[Data records]
[Start]
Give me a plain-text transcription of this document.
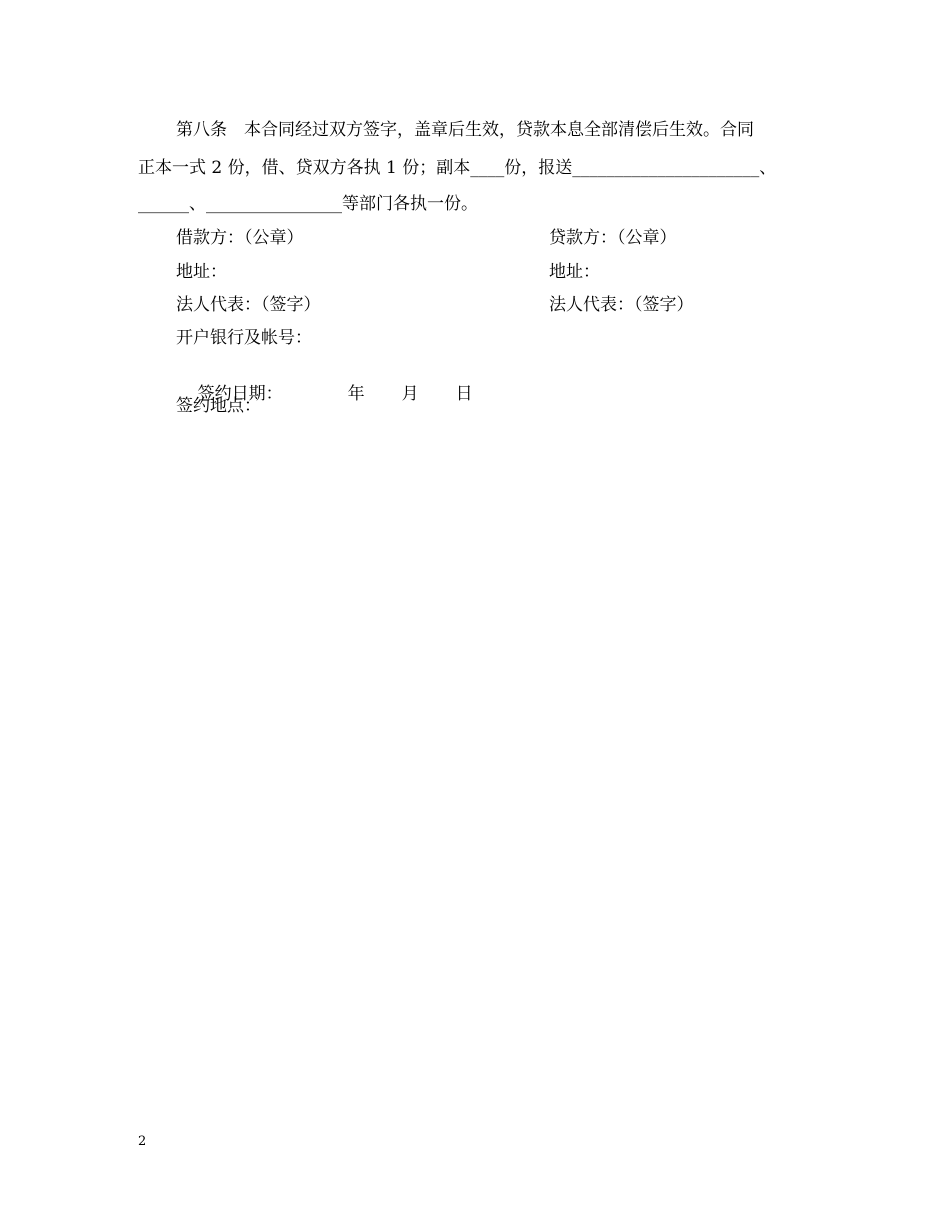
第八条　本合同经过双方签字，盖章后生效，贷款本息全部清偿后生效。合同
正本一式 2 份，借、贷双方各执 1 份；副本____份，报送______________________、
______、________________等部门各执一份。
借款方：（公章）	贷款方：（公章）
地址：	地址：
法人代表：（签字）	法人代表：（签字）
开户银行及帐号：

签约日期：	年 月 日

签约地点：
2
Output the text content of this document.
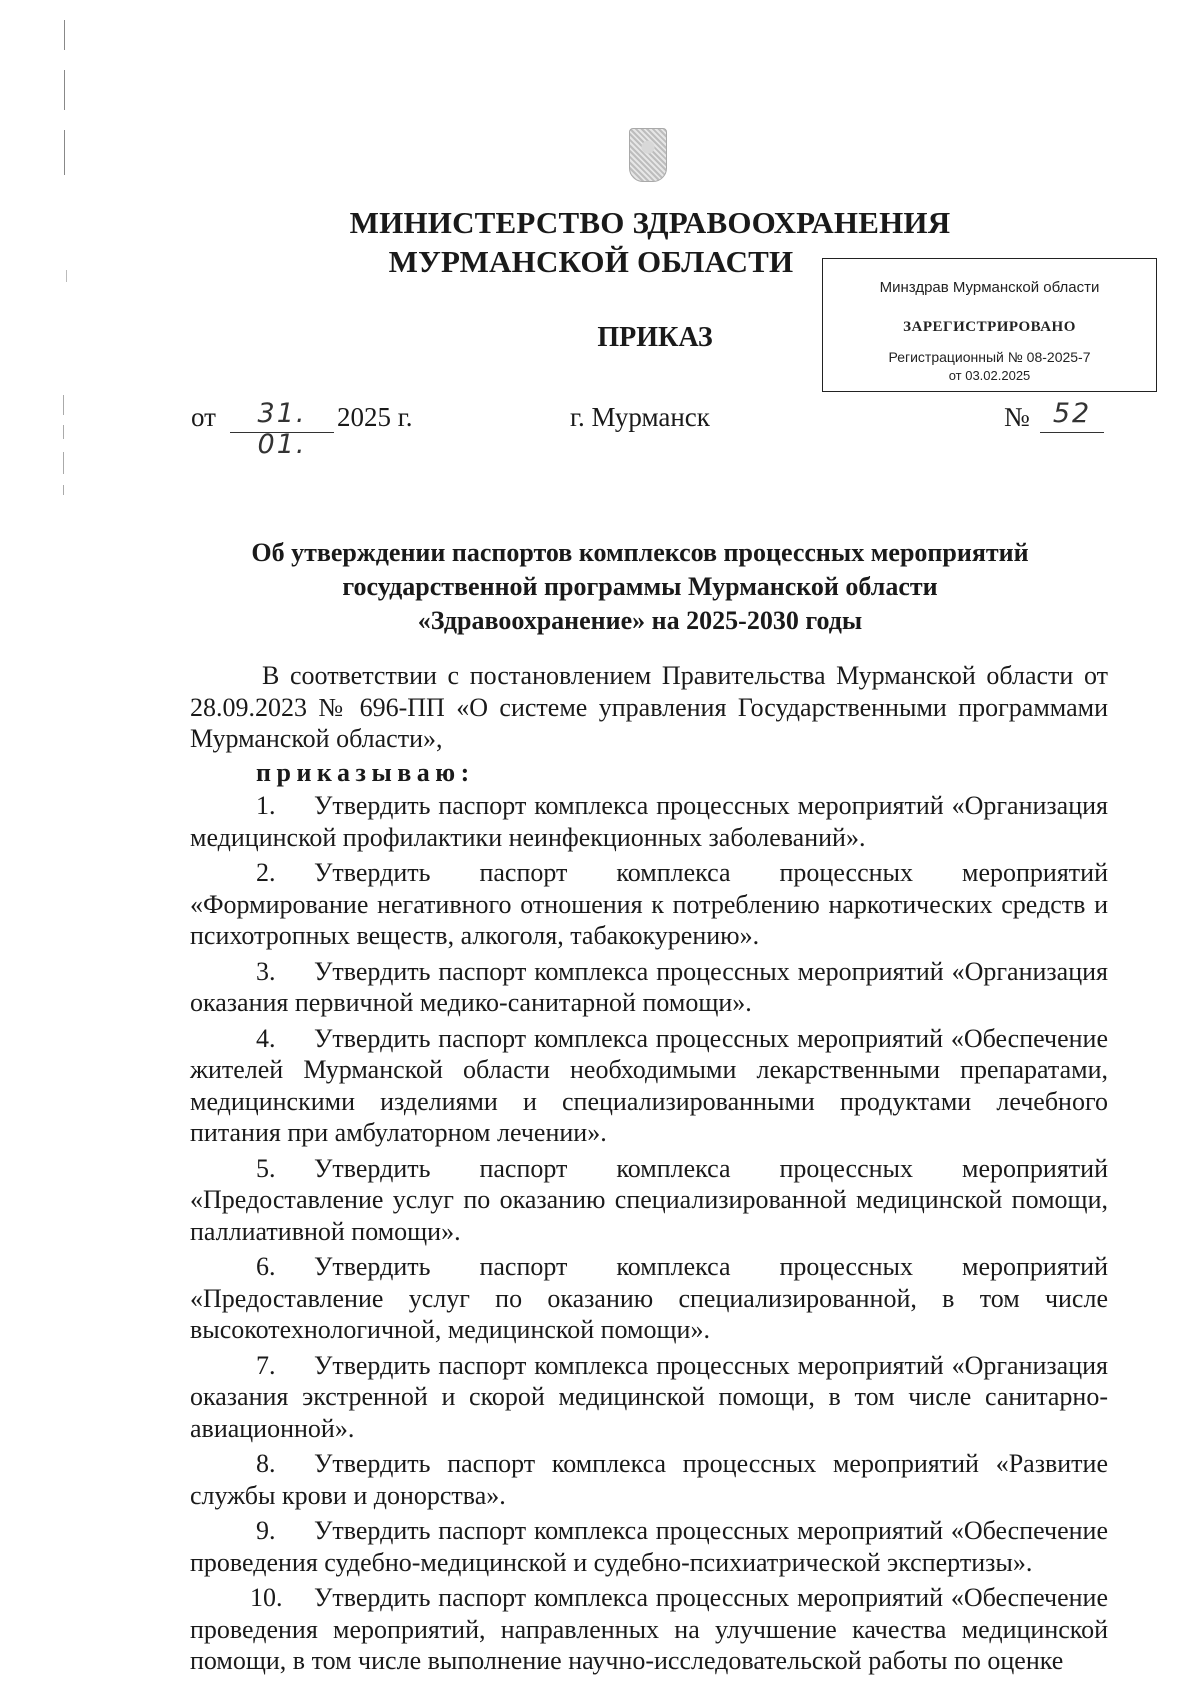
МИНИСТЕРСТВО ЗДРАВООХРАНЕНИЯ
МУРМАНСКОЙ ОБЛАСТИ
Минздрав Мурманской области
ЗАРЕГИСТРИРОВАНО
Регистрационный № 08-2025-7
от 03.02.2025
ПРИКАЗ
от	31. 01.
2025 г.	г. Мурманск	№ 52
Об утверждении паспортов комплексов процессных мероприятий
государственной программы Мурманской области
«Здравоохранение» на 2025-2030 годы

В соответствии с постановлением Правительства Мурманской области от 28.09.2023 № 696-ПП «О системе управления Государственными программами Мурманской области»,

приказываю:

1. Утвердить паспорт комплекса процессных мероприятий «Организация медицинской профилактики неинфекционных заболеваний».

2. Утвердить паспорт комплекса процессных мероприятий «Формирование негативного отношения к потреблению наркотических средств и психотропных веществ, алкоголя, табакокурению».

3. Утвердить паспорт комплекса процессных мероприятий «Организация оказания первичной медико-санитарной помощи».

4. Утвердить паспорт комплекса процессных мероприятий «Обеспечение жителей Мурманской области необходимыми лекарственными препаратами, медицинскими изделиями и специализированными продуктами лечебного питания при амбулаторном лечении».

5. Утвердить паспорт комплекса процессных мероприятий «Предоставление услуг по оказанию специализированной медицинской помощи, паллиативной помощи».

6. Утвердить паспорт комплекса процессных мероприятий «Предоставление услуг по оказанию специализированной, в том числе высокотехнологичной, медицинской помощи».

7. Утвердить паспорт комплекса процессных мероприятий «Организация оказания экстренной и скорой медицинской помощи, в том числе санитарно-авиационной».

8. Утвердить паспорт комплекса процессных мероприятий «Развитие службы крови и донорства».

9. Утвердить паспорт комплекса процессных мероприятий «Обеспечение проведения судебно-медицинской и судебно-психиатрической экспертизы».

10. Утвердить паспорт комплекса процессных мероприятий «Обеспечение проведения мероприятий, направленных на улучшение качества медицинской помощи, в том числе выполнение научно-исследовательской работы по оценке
[End]
YOUR OBJECTIVE:
Identify every line above that includes the word "this", and show those lines.

THE OUTPUT:
Give me a plain-text transcription of this document.
Output the text content of this document.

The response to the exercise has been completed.